(Dataset entries)
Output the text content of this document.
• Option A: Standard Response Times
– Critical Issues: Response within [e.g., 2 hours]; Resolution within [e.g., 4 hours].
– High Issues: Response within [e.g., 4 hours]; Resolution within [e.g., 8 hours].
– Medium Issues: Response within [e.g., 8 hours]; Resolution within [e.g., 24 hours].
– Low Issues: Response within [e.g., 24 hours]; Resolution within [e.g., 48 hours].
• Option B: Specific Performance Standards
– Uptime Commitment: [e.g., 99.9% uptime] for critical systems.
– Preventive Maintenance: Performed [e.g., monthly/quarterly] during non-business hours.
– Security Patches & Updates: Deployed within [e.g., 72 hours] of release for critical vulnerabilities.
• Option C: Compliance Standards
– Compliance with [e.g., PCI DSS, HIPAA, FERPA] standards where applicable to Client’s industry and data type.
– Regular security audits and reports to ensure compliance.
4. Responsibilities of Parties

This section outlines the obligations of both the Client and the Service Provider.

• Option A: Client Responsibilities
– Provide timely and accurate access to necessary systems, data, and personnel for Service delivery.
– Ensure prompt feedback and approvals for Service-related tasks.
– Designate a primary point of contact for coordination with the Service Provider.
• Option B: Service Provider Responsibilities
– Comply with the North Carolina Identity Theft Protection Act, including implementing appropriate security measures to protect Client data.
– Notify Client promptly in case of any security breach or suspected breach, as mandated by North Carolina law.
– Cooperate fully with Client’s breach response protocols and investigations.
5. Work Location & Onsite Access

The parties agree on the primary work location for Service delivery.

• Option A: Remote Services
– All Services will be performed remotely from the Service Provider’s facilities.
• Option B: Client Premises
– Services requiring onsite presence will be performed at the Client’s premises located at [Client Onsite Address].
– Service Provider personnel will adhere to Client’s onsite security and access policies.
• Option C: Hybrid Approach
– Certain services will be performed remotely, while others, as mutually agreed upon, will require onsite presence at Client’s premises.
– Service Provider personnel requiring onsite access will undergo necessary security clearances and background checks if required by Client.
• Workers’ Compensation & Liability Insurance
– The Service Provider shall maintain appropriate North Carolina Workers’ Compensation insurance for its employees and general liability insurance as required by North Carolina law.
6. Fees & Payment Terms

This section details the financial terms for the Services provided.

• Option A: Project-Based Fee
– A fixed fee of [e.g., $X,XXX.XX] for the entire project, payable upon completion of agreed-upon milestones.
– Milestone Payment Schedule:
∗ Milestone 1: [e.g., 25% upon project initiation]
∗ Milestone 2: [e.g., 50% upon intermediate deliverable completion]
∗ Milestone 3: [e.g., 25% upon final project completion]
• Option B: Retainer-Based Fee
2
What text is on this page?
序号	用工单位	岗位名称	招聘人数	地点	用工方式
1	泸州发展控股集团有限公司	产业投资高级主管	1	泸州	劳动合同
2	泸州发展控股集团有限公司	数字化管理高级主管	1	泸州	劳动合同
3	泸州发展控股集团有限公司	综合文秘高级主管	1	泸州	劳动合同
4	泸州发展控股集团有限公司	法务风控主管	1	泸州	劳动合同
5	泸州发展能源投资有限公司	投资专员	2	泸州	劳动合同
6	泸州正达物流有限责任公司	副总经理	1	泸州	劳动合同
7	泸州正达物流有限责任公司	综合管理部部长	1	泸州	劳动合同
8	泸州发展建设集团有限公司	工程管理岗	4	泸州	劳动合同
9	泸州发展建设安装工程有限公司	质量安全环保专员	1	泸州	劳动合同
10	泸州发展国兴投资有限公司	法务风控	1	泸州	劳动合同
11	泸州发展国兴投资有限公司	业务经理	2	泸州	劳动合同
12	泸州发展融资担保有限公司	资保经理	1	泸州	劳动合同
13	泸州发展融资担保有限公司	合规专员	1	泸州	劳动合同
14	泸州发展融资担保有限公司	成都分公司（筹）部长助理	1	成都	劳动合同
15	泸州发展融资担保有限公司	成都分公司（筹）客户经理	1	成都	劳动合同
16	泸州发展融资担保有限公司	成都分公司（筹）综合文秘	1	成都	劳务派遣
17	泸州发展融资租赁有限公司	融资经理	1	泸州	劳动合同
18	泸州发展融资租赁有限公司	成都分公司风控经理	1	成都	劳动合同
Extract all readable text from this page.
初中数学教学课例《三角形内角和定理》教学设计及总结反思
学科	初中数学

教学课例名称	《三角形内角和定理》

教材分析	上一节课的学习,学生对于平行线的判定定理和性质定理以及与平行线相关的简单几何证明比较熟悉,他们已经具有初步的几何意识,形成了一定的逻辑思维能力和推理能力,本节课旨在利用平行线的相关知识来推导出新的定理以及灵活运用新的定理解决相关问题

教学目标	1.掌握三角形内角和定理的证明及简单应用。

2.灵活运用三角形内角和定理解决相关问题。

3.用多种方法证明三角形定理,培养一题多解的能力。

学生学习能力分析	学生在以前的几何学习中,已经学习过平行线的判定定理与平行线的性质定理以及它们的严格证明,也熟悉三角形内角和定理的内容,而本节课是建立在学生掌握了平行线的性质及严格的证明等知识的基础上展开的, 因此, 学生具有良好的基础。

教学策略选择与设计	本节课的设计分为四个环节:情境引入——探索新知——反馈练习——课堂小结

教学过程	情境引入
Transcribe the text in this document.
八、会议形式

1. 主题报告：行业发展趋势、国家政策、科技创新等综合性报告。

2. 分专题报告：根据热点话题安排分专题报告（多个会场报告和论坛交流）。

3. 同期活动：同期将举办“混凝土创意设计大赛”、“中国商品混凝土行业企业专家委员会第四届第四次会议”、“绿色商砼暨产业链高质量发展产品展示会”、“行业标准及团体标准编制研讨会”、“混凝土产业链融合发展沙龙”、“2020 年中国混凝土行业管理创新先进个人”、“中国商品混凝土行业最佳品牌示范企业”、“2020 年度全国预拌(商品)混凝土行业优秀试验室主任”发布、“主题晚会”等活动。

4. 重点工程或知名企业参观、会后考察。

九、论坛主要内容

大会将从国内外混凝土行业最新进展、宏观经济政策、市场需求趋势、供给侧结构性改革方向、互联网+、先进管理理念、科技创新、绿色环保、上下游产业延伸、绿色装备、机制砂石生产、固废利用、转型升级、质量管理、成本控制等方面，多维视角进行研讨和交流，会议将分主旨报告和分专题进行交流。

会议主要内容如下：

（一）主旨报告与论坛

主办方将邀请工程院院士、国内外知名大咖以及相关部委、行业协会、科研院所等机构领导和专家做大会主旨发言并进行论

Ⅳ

## Direction:
Please restate the data word for word, every record included.

## Task response:
Output the text content of this document.
• Option A: Standard Response Times
– Critical Issues: Response within [e.g., 2 hours]; Resolution within [e.g., 4 hours].
– High Issues: Response within [e.g., 4 hours]; Resolution within [e.g., 8 hours].
– Medium Issues: Response within [e.g., 8 hours]; Resolution within [e.g., 24 hours].
– Low Issues: Response within [e.g., 24 hours]; Resolution within [e.g., 48 hours].
• Option B: Specific Performance Standards
– Uptime Commitment: [e.g., 99.9% uptime] for critical systems.
– Preventive Maintenance: Performed [e.g., monthly/quarterly] during non-business hours.
– Security Patches & Updates: Deployed within [e.g., 72 hours] of release for critical vulnerabilities.
• Option C: Compliance Standards
– Compliance with [e.g., PCI DSS, HIPAA, FERPA] standards where applicable to Client’s industry and data type.
– Regular security audits and reports to ensure compliance.
4. Responsibilities of Parties

This section outlines the obligations of both the Client and the Service Provider.

• Option A: Client Responsibilities
– Provide timely and accurate access to necessary systems, data, and personnel for Service delivery.
– Ensure prompt feedback and approvals for Service-related tasks.
– Designate a primary point of contact for coordination with the Service Provider.
• Option B: Service Provider Responsibilities
– Comply with the North Carolina Identity Theft Protection Act, including implementing appropriate security measures to protect Client data.
– Notify Client promptly in case of any security breach or suspected breach, as mandated by North Carolina law.
– Cooperate fully with Client’s breach response protocols and investigations.
5. Work Location & Onsite Access

The parties agree on the primary work location for Service delivery.

• Option A: Remote Services
– All Services will be performed remotely from the Service Provider’s facilities.
• Option B: Client Premises
– Services requiring onsite presence will be performed at the Client’s premises located at [Client Onsite Address].
– Service Provider personnel will adhere to Client’s onsite security and access policies.
• Option C: Hybrid Approach
– Certain services will be performed remotely, while others, as mutually agreed upon, will require onsite presence at Client’s premises.
– Service Provider personnel requiring onsite access will undergo necessary security clearances and background checks if required by Client.
• Workers’ Compensation & Liability Insurance
– The Service Provider shall maintain appropriate North Carolina Workers’ Compensation insurance for its employees and general liability insurance as required by North Carolina law.
6. Fees & Payment Terms

This section details the financial terms for the Services provided.

• Option A: Project-Based Fee
– A fixed fee of [e.g., $X,XXX.XX] for the entire project, payable upon completion of agreed-upon milestones.
– Milestone Payment Schedule:
∗ Milestone 1: [e.g., 25% upon project initiation]
∗ Milestone 2: [e.g., 50% upon intermediate deliverable completion]
∗ Milestone 3: [e.g., 25% upon final project completion]
• Option B: Retainer-Based Fee
2
What text is on this page?
序号	用工单位	岗位名称	招聘人数	地点	用工方式
1	泸州发展控股集团有限公司	产业投资高级主管	1	泸州	劳动合同
2	泸州发展控股集团有限公司	数字化管理高级主管	1	泸州	劳动合同
3	泸州发展控股集团有限公司	综合文秘高级主管	1	泸州	劳动合同
4	泸州发展控股集团有限公司	法务风控主管	1	泸州	劳动合同
5	泸州发展能源投资有限公司	投资专员	2	泸州	劳动合同
6	泸州正达物流有限责任公司	副总经理	1	泸州	劳动合同
7	泸州正达物流有限责任公司	综合管理部部长	1	泸州	劳动合同
8	泸州发展建设集团有限公司	工程管理岗	4	泸州	劳动合同
9	泸州发展建设安装工程有限公司	质量安全环保专员	1	泸州	劳动合同
10	泸州发展国兴投资有限公司	法务风控	1	泸州	劳动合同
11	泸州发展国兴投资有限公司	业务经理	2	泸州	劳动合同
12	泸州发展融资担保有限公司	资保经理	1	泸州	劳动合同
13	泸州发展融资担保有限公司	合规专员	1	泸州	劳动合同
14	泸州发展融资担保有限公司	成都分公司（筹）部长助理	1	成都	劳动合同
15	泸州发展融资担保有限公司	成都分公司（筹）客户经理	1	成都	劳动合同
16	泸州发展融资担保有限公司	成都分公司（筹）综合文秘	1	成都	劳务派遣
17	泸州发展融资租赁有限公司	融资经理	1	泸州	劳动合同
18	泸州发展融资租赁有限公司	成都分公司风控经理	1	成都	劳动合同
Extract all readable text from this page.
初中数学教学课例《三角形内角和定理》教学设计及总结反思
学科	初中数学

教学课例名称	《三角形内角和定理》

教材分析	上一节课的学习,学生对于平行线的判定定理和性质定理以及与平行线相关的简单几何证明比较熟悉,他们已经具有初步的几何意识,形成了一定的逻辑思维能力和推理能力,本节课旨在利用平行线的相关知识来推导出新的定理以及灵活运用新的定理解决相关问题

教学目标	1.掌握三角形内角和定理的证明及简单应用。

2.灵活运用三角形内角和定理解决相关问题。

3.用多种方法证明三角形定理,培养一题多解的能力。

学生学习能力分析	学生在以前的几何学习中,已经学习过平行线的判定定理与平行线的性质定理以及它们的严格证明,也熟悉三角形内角和定理的内容,而本节课是建立在学生掌握了平行线的性质及严格的证明等知识的基础上展开的, 因此, 学生具有良好的基础。

教学策略选择与设计	本节课的设计分为四个环节:情境引入——探索新知——反馈练习——课堂小结

教学过程	情境引入
Transcribe the text in this document.
八、会议形式

1. 主题报告：行业发展趋势、国家政策、科技创新等综合性报告。

2. 分专题报告：根据热点话题安排分专题报告（多个会场报告和论坛交流）。

3. 同期活动：同期将举办“混凝土创意设计大赛”、“中国商品混凝土行业企业专家委员会第四届第四次会议”、“绿色商砼暨产业链高质量发展产品展示会”、“行业标准及团体标准编制研讨会”、“混凝土产业链融合发展沙龙”、“2020 年中国混凝土行业管理创新先进个人”、“中国商品混凝土行业最佳品牌示范企业”、“2020 年度全国预拌(商品)混凝土行业优秀试验室主任”发布、“主题晚会”等活动。

4. 重点工程或知名企业参观、会后考察。

九、论坛主要内容

大会将从国内外混凝土行业最新进展、宏观经济政策、市场需求趋势、供给侧结构性改革方向、互联网+、先进管理理念、科技创新、绿色环保、上下游产业延伸、绿色装备、机制砂石生产、固废利用、转型升级、质量管理、成本控制等方面，多维视角进行研讨和交流，会议将分主旨报告和分专题进行交流。

会议主要内容如下：

（一）主旨报告与论坛

主办方将邀请工程院院士、国内外知名大咖以及相关部委、行业协会、科研院所等机构领导和专家做大会主旨发言并进行论

Ⅳ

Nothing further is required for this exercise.